» REQUIRED WORK
Omit the pictures and return every entry exactly as written.

» INPUT DATA
* * * * *

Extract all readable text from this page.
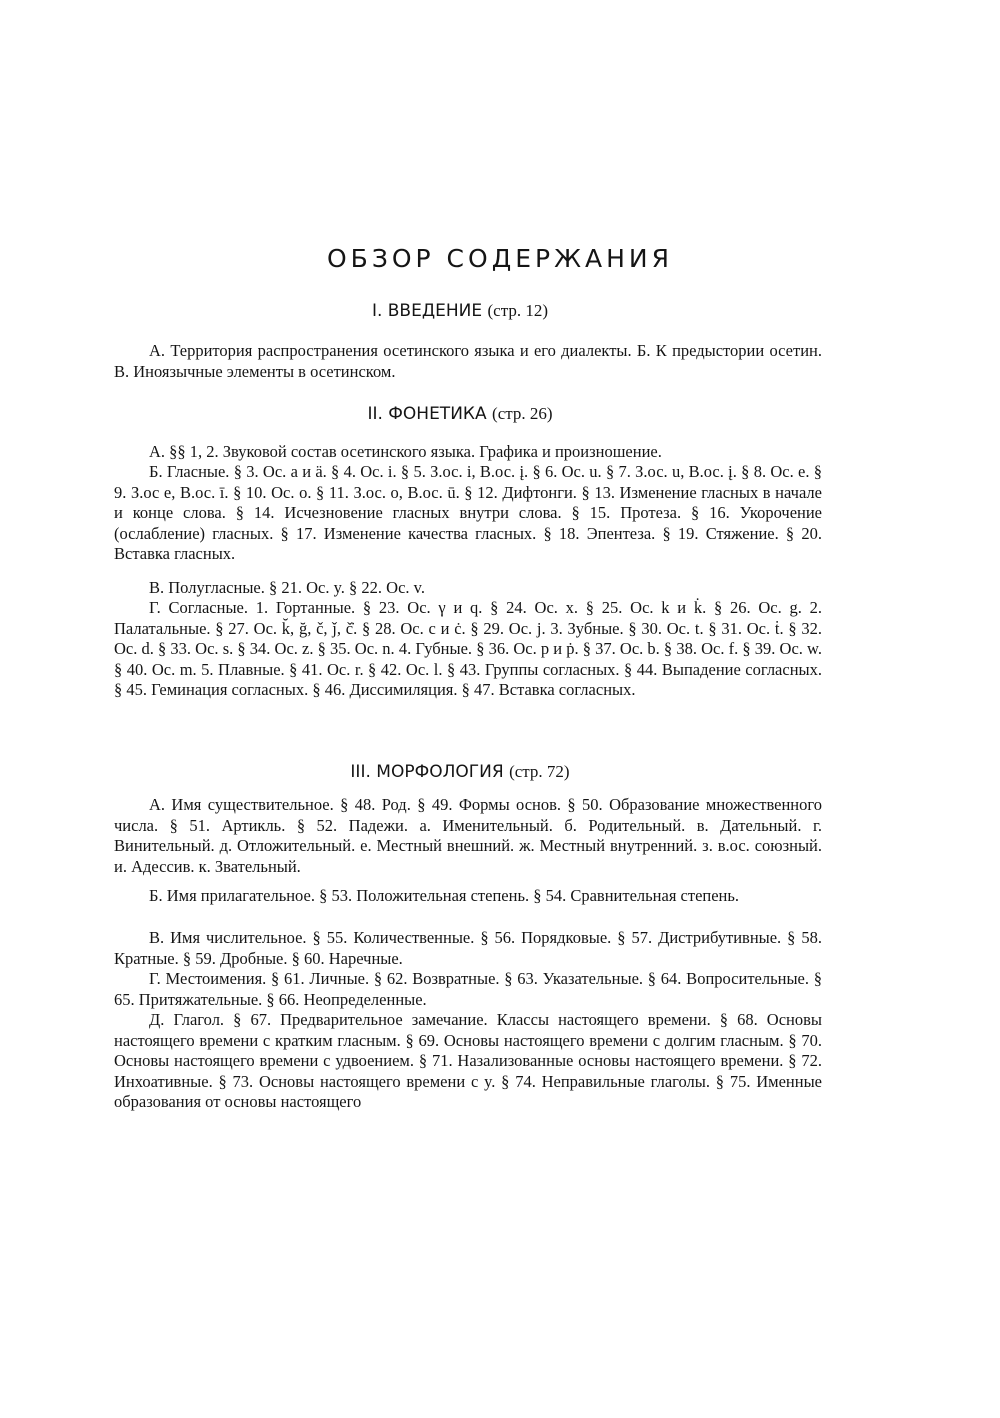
ОБЗОР СОДЕРЖАНИЯ
I. ВВЕДЕНИЕ (стр. 12)

А. Территория распространения осетинского языка и его диалекты. Б. К предыстории осетин. В. Иноязычные элементы в осетинском.

II. ФОНЕТИКА (стр. 26)

А. §§ 1, 2. Звуковой состав осетинского языка. Графика и произношение.

Б. Гласные. § 3. Ос. a и ä. § 4. Ос. i. § 5. З.ос. i, В.ос. į. § 6. Ос. u. § 7. З.ос. u, В.ос. į. § 8. Ос. e. § 9. З.ос e, В.ос. ī. § 10. Ос. o. § 11. З.ос. o, В.ос. ū. § 12. Дифтонги. § 13. Изменение гласных в начале и конце слова. § 14. Исчезновение гласных внутри слова. § 15. Протеза. § 16. Укорочение (ослабление) гласных. § 17. Изменение качества гласных. § 18. Эпентеза. § 19. Стяжение. § 20. Вставка гласных.

В. Полугласные. § 21. Ос. y. § 22. Ос. v.

Г. Согласные. 1. Гортанные. § 23. Ос. γ и q. § 24. Ос. x. § 25. Ос. k и k̇. § 26. Ос. g. 2. Палатальные. § 27. Ос. k̆, ğ, č, ǰ, č̇. § 28. Ос. c и ċ. § 29. Ос. j. 3. Зубные. § 30. Ос. t. § 31. Ос. ṫ. § 32. Ос. d. § 33. Ос. s. § 34. Ос. z. § 35. Ос. n. 4. Губные. § 36. Ос. p и ṗ. § 37. Ос. b. § 38. Ос. f. § 39. Ос. w. § 40. Ос. m. 5. Плавные. § 41. Ос. r. § 42. Ос. l. § 43. Группы согласных. § 44. Выпадение согласных. § 45. Геминация согласных. § 46. Диссимиляция. § 47. Вставка согласных.

III. МОРФОЛОГИЯ (стр. 72)

А. Имя существительное. § 48. Род. § 49. Формы основ. § 50. Образование множественного числа. § 51. Артикль. § 52. Падежи. а. Именительный. б. Родительный. в. Дательный. г. Винительный. д. Отложительный. е. Местный внешний. ж. Местный внутренний. з. в.ос. союзный. и. Адессив. к. Звательный.

Б. Имя прилагательное. § 53. Положительная степень. § 54. Сравнительная степень.

В. Имя числительное. § 55. Количественные. § 56. Порядковые. § 57. Дистрибутивные. § 58. Кратные. § 59. Дробные. § 60. Наречные.

Г. Местоимения. § 61. Личные. § 62. Возвратные. § 63. Указательные. § 64. Вопросительные. § 65. Притяжательные. § 66. Неопределенные.

Д. Глагол. § 67. Предварительное замечание. Классы настоящего времени. § 68. Основы настоящего времени с кратким гласным. § 69. Основы настоящего времени с долгим гласным. § 70. Основы настоящего времени с удвоением. § 71. Назализованные основы настоящего времени. § 72. Инхоативные. § 73. Основы настоящего времени с y. § 74. Неправильные глаголы. § 75. Именные образования от основы настоящего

* * * * *

» THE OUTPUT
Extract all readable text from this page.
ОБЗОР СОДЕРЖАНИЯ
I. ВВЕДЕНИЕ (стр. 12)

А. Территория распространения осетинского языка и его диалекты. Б. К предыстории осетин. В. Иноязычные элементы в осетинском.

II. ФОНЕТИКА (стр. 26)

А. §§ 1, 2. Звуковой состав осетинского языка. Графика и произношение.

Б. Гласные. § 3. Ос. a и ä. § 4. Ос. i. § 5. З.ос. i, В.ос. į. § 6. Ос. u. § 7. З.ос. u, В.ос. į. § 8. Ос. e. § 9. З.ос e, В.ос. ī. § 10. Ос. o. § 11. З.ос. o, В.ос. ū. § 12. Дифтонги. § 13. Изменение гласных в начале и конце слова. § 14. Исчезновение гласных внутри слова. § 15. Протеза. § 16. Укорочение (ослабление) гласных. § 17. Изменение качества гласных. § 18. Эпентеза. § 19. Стяжение. § 20. Вставка гласных.

В. Полугласные. § 21. Ос. y. § 22. Ос. v.

Г. Согласные. 1. Гортанные. § 23. Ос. γ и q. § 24. Ос. x. § 25. Ос. k и k̇. § 26. Ос. g. 2. Палатальные. § 27. Ос. k̆, ğ, č, ǰ, č̇. § 28. Ос. c и ċ. § 29. Ос. j. 3. Зубные. § 30. Ос. t. § 31. Ос. ṫ. § 32. Ос. d. § 33. Ос. s. § 34. Ос. z. § 35. Ос. n. 4. Губные. § 36. Ос. p и ṗ. § 37. Ос. b. § 38. Ос. f. § 39. Ос. w. § 40. Ос. m. 5. Плавные. § 41. Ос. r. § 42. Ос. l. § 43. Группы согласных. § 44. Выпадение согласных. § 45. Геминация согласных. § 46. Диссимиляция. § 47. Вставка согласных.

III. МОРФОЛОГИЯ (стр. 72)

А. Имя существительное. § 48. Род. § 49. Формы основ. § 50. Образование множественного числа. § 51. Артикль. § 52. Падежи. а. Именительный. б. Родительный. в. Дательный. г. Винительный. д. Отложительный. е. Местный внешний. ж. Местный внутренний. з. в.ос. союзный. и. Адессив. к. Звательный.

Б. Имя прилагательное. § 53. Положительная степень. § 54. Сравнительная степень.

В. Имя числительное. § 55. Количественные. § 56. Порядковые. § 57. Дистрибутивные. § 58. Кратные. § 59. Дробные. § 60. Наречные.

Г. Местоимения. § 61. Личные. § 62. Возвратные. § 63. Указательные. § 64. Вопросительные. § 65. Притяжательные. § 66. Неопределенные.

Д. Глагол. § 67. Предварительное замечание. Классы настоящего времени. § 68. Основы настоящего времени с кратким гласным. § 69. Основы настоящего времени с долгим гласным. § 70. Основы настоящего времени с удвоением. § 71. Назализованные основы настоящего времени. § 72. Инхоативные. § 73. Основы настоящего времени с y. § 74. Неправильные глаголы. § 75. Именные образования от основы настоящего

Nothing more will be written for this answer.